» WHAT TO WORK ON
Transcribe the material exactly. Images do not belong in the copy.

** begin PROVIDED MATERIAL **

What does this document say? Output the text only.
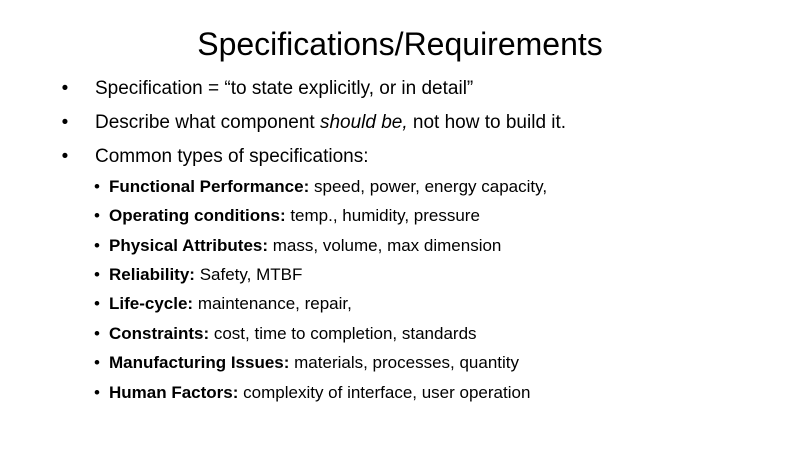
Specifications/Requirements
• Specification = “to state explicitly, or in detail”
• Describe what component should be, not how to build it.
• Common types of specifications:
• Functional Performance: speed, power, energy capacity,
• Operating conditions: temp., humidity, pressure
• Physical Attributes: mass, volume, max dimension
• Reliability: Safety, MTBF
• Life-cycle: maintenance, repair,
• Constraints: cost, time to completion, standards
• Manufacturing Issues: materials, processes, quantity
• Human Factors: complexity of interface, user operation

** end PROVIDED MATERIAL **

» OUTPUT BELOW
What does this document say? Output the text only.
Specifications/Requirements
• Specification = “to state explicitly, or in detail”
• Describe what component should be, not how to build it.
• Common types of specifications:
• Functional Performance: speed, power, energy capacity,
• Operating conditions: temp., humidity, pressure
• Physical Attributes: mass, volume, max dimension
• Reliability: Safety, MTBF
• Life-cycle: maintenance, repair,
• Constraints: cost, time to completion, standards
• Manufacturing Issues: materials, processes, quantity
• Human Factors: complexity of interface, user operation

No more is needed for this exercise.